Transcribe all of the material below word for word and leave out its pictures.
=== Supplied records ===
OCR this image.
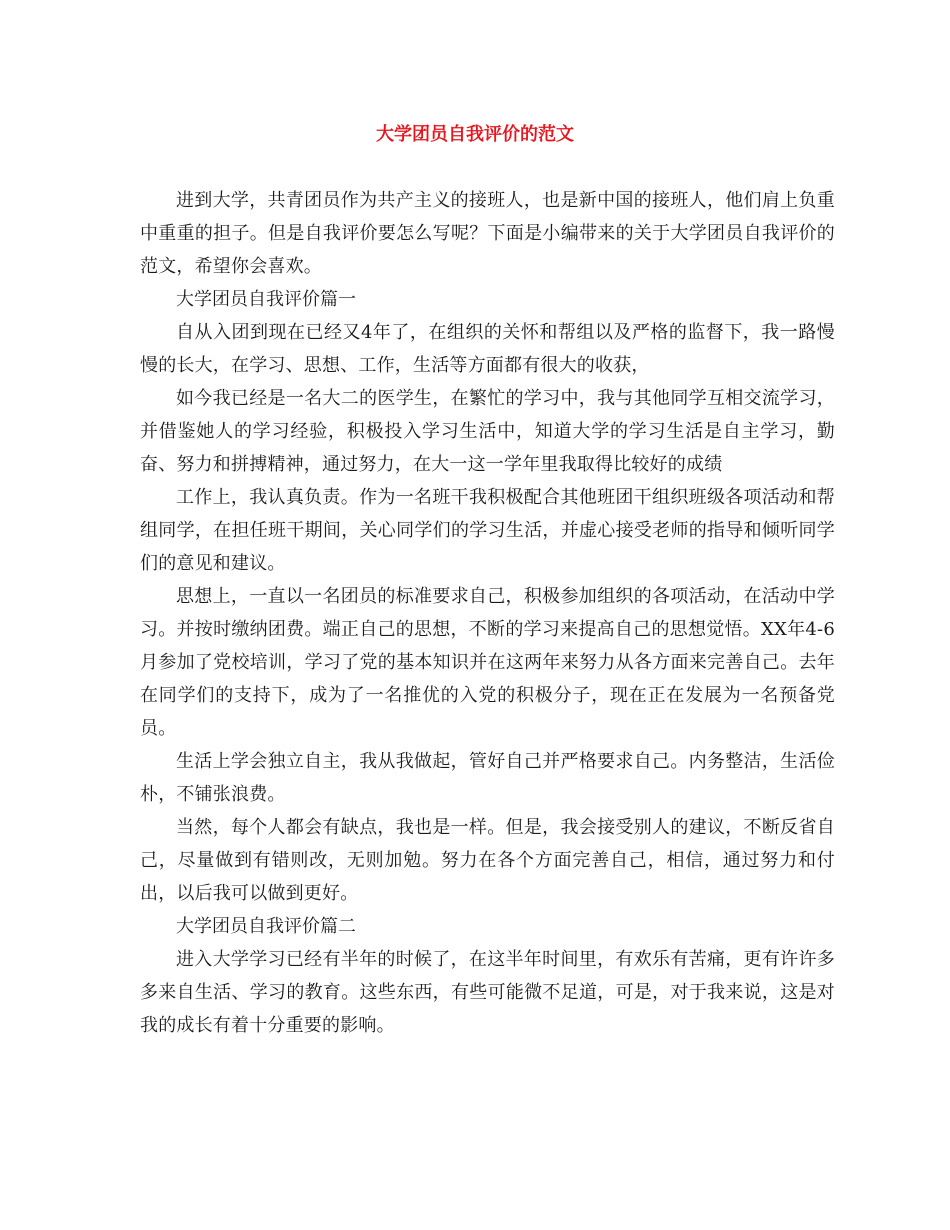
大学团员自我评价的范文

进到大学，共青团员作为共产主义的接班人，也是新中国的接班人，他们肩上负重中重重的担子。但是自我评价要怎么写呢？下面是小编带来的关于大学团员自我评价的范文，希望你会喜欢。

大学团员自我评价篇一

自从入团到现在已经又4年了，在组织的关怀和帮组以及严格的监督下，我一路慢慢的长大，在学习、思想、工作，生活等方面都有很大的收获，

如今我已经是一名大二的医学生，在繁忙的学习中，我与其他同学互相交流学习，并借鉴她人的学习经验，积极投入学习生活中，知道大学的学习生活是自主学习，勤奋、努力和拼搏精神，通过努力，在大一这一学年里我取得比较好的成绩

工作上，我认真负责。作为一名班干我积极配合其他班团干组织班级各项活动和帮组同学，在担任班干期间，关心同学们的学习生活，并虚心接受老师的指导和倾听同学们的意见和建议。

思想上，一直以一名团员的标准要求自己，积极参加组织的各项活动，在活动中学习。并按时缴纳团费。端正自己的思想，不断的学习来提高自己的思想觉悟。XX年4-6月参加了党校培训，学习了党的基本知识并在这两年来努力从各方面来完善自己。去年在同学们的支持下，成为了一名推优的入党的积极分子，现在正在发展为一名预备党员。

生活上学会独立自主，我从我做起，管好自己并严格要求自己。内务整洁，生活俭朴，不铺张浪费。

当然，每个人都会有缺点，我也是一样。但是，我会接受别人的建议，不断反省自己，尽量做到有错则改，无则加勉。努力在各个方面完善自己，相信，通过努力和付出，以后我可以做到更好。

大学团员自我评价篇二

进入大学学习已经有半年的时候了，在这半年时间里，有欢乐有苦痛，更有许许多多来自生活、学习的教育。这些东西，有些可能微不足道，可是，对于我来说，这是对我的成长有着十分重要的影响。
===
Response
OCR this image.
大学团员自我评价的范文

进到大学，共青团员作为共产主义的接班人，也是新中国的接班人，他们肩上负重中重重的担子。但是自我评价要怎么写呢？下面是小编带来的关于大学团员自我评价的范文，希望你会喜欢。

大学团员自我评价篇一

自从入团到现在已经又4年了，在组织的关怀和帮组以及严格的监督下，我一路慢慢的长大，在学习、思想、工作，生活等方面都有很大的收获，

如今我已经是一名大二的医学生，在繁忙的学习中，我与其他同学互相交流学习，并借鉴她人的学习经验，积极投入学习生活中，知道大学的学习生活是自主学习，勤奋、努力和拼搏精神，通过努力，在大一这一学年里我取得比较好的成绩

工作上，我认真负责。作为一名班干我积极配合其他班团干组织班级各项活动和帮组同学，在担任班干期间，关心同学们的学习生活，并虚心接受老师的指导和倾听同学们的意见和建议。

思想上，一直以一名团员的标准要求自己，积极参加组织的各项活动，在活动中学习。并按时缴纳团费。端正自己的思想，不断的学习来提高自己的思想觉悟。XX年4-6月参加了党校培训，学习了党的基本知识并在这两年来努力从各方面来完善自己。去年在同学们的支持下，成为了一名推优的入党的积极分子，现在正在发展为一名预备党员。

生活上学会独立自主，我从我做起，管好自己并严格要求自己。内务整洁，生活俭朴，不铺张浪费。

当然，每个人都会有缺点，我也是一样。但是，我会接受别人的建议，不断反省自己，尽量做到有错则改，无则加勉。努力在各个方面完善自己，相信，通过努力和付出，以后我可以做到更好。

大学团员自我评价篇二

进入大学学习已经有半年的时候了，在这半年时间里，有欢乐有苦痛，更有许许多多来自生活、学习的教育。这些东西，有些可能微不足道，可是，对于我来说，这是对我的成长有着十分重要的影响。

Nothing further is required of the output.